— Problem statement —
Go through the entries below and copy each line that holds the word "name".

— Extracted material —

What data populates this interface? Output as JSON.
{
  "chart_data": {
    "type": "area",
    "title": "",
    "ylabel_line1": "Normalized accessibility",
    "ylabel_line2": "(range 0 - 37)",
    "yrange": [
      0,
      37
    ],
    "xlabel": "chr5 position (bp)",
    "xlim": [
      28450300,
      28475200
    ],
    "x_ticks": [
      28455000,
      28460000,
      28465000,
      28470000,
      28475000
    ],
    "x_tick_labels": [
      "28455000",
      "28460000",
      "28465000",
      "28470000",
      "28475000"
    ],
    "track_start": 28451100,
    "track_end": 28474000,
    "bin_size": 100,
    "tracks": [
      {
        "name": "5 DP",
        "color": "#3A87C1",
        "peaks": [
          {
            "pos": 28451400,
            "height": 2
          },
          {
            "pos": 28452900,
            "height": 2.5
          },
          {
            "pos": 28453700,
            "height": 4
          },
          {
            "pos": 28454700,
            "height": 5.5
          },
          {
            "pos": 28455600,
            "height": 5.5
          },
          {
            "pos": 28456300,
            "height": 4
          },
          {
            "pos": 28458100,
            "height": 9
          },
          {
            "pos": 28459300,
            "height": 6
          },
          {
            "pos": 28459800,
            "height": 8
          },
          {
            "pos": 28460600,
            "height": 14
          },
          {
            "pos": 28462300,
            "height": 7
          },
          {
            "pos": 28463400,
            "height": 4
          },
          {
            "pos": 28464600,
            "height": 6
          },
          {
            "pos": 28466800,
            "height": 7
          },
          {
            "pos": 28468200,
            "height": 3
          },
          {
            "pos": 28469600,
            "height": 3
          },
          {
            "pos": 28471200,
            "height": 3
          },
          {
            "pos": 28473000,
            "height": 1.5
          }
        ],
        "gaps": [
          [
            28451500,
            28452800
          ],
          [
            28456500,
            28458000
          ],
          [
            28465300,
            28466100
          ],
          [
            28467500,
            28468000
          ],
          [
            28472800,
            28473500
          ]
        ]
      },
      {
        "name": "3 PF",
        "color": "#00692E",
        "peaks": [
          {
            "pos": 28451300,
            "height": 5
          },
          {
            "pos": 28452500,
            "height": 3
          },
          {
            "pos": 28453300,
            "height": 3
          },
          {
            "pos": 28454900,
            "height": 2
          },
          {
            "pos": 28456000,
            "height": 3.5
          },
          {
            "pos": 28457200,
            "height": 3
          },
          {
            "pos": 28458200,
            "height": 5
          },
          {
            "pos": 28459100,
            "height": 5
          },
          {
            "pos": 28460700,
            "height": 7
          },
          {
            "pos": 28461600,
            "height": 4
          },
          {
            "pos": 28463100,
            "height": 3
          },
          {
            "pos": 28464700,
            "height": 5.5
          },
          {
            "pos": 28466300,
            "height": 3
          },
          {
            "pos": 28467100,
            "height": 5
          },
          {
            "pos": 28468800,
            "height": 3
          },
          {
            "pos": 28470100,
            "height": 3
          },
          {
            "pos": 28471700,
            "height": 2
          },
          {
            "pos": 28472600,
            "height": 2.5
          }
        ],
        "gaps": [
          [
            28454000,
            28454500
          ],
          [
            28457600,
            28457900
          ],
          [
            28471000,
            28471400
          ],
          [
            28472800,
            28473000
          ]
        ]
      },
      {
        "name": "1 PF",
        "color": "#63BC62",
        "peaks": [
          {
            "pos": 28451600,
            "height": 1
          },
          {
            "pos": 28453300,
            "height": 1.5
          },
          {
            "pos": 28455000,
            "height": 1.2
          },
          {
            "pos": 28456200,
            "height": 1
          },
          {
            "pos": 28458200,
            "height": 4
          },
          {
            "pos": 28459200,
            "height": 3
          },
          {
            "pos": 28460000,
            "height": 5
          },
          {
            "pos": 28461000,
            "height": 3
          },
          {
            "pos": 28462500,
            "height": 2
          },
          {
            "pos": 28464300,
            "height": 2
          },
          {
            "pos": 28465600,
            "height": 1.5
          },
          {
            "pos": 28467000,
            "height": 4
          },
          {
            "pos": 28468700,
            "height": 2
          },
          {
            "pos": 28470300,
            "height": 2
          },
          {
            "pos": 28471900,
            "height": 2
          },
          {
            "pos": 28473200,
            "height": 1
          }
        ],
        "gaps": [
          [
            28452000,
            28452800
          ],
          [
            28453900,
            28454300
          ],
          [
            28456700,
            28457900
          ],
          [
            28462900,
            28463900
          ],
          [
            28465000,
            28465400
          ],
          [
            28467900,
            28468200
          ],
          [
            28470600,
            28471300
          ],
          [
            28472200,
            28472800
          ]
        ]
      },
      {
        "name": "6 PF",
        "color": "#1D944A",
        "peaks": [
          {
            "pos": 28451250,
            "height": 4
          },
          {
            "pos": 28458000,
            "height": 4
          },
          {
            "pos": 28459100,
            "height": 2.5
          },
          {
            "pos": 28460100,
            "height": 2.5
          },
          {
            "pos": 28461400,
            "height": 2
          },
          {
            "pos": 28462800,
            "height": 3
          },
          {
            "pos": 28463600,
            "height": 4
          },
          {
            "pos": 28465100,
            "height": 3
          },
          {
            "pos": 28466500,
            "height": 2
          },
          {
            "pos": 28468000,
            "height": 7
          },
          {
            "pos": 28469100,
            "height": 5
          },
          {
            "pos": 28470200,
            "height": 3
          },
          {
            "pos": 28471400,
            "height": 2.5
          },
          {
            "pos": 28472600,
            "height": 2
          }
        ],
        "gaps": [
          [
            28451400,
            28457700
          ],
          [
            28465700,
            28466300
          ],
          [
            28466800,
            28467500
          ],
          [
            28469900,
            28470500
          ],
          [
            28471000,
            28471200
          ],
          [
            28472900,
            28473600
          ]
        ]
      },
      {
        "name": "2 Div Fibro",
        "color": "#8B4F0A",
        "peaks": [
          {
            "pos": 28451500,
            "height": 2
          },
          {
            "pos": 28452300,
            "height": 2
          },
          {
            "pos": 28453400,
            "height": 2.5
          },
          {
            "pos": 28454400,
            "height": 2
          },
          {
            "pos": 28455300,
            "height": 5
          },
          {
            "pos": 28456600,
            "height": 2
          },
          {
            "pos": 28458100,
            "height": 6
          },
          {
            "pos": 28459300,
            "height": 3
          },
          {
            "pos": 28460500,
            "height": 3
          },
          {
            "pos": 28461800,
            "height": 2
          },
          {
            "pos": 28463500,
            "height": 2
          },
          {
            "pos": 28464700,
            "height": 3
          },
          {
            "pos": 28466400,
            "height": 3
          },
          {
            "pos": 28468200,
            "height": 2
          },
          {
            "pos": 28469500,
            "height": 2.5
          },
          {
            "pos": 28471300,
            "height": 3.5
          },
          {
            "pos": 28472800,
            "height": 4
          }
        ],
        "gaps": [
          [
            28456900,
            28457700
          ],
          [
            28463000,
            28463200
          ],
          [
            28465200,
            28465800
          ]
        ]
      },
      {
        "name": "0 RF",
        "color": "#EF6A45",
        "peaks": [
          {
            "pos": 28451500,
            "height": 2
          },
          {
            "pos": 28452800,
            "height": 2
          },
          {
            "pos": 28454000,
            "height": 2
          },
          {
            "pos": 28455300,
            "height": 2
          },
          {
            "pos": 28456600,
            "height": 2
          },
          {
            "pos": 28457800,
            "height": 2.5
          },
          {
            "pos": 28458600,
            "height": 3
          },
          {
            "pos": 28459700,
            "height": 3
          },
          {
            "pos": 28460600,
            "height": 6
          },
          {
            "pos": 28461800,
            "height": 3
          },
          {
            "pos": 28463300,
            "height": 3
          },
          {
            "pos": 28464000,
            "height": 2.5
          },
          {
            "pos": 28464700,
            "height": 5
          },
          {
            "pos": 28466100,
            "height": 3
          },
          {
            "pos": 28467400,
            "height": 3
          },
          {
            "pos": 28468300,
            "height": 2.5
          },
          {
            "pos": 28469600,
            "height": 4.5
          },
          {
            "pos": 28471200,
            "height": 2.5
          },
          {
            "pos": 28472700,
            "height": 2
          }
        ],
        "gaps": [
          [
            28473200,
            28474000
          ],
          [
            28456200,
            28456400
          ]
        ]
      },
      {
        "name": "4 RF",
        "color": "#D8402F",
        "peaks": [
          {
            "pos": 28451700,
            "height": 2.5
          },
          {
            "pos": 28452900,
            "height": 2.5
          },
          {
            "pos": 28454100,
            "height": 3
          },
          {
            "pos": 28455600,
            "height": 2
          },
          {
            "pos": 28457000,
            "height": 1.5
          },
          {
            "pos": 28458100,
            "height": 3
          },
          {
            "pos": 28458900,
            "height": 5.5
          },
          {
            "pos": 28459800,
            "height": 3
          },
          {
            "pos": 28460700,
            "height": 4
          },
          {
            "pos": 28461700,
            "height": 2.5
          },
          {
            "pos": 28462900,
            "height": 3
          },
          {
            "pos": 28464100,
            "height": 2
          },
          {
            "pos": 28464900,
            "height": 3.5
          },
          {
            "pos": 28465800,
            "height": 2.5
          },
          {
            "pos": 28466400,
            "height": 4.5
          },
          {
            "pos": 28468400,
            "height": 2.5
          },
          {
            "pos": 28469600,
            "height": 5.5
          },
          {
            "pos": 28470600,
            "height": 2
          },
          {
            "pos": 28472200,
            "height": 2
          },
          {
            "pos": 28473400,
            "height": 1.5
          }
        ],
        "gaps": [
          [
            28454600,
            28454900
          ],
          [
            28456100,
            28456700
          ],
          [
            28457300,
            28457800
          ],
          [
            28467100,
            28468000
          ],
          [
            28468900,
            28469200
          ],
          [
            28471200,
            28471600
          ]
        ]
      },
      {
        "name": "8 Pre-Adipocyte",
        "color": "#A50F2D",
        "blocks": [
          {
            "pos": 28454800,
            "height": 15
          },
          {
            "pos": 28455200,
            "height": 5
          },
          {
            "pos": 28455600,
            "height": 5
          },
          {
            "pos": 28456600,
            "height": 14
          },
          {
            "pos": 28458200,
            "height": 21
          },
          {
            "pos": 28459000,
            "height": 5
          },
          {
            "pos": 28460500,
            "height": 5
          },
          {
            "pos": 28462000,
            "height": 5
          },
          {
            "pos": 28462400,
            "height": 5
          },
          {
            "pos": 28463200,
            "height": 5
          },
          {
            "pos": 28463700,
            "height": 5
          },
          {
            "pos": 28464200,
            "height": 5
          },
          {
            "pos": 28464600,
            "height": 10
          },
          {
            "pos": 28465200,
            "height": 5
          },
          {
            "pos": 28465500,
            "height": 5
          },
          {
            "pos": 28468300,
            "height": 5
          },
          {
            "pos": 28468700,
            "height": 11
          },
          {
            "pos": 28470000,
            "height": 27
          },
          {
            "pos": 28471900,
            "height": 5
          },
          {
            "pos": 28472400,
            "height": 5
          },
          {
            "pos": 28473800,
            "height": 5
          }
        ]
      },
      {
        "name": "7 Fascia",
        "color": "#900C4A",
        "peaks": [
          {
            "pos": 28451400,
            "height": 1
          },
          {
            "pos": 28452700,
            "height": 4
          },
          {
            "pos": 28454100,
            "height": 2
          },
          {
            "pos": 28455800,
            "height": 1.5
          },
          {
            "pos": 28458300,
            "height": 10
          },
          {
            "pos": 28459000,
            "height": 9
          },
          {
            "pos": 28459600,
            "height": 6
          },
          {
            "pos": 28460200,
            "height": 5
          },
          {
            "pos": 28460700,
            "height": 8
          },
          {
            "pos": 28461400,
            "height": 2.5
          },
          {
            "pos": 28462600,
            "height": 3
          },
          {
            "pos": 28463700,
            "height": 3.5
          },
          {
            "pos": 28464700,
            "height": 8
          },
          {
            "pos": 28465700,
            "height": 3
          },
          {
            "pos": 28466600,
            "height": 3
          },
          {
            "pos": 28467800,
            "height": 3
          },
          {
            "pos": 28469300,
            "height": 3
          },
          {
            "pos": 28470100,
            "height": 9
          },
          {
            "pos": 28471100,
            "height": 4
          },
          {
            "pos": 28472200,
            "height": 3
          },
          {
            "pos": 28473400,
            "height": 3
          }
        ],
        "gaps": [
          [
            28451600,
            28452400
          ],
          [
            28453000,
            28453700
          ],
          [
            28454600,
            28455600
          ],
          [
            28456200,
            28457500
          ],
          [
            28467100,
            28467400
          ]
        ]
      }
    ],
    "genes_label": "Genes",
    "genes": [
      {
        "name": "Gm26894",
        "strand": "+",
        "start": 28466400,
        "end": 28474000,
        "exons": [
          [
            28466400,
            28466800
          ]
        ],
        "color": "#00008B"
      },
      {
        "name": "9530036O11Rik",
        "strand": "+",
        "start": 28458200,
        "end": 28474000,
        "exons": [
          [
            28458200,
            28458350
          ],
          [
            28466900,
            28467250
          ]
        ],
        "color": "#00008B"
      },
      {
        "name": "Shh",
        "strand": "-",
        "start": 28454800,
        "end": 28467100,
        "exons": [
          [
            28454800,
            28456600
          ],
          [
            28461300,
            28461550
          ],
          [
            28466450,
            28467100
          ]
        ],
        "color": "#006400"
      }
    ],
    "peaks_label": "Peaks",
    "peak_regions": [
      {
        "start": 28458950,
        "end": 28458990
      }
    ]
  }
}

— Answer section —
        "name": "5 DP",
        "name": "3 PF",
        "name": "1 PF",
        "name": "6 PF",
        "name": "2 Div Fibro",
        "name": "0 RF",
        "name": "4 RF",
        "name": "8 Pre-Adipocyte",
        "name": "7 Fascia",
        "name": "Gm26894",
        "name": "9530036O11Rik",
        "name": "Shh",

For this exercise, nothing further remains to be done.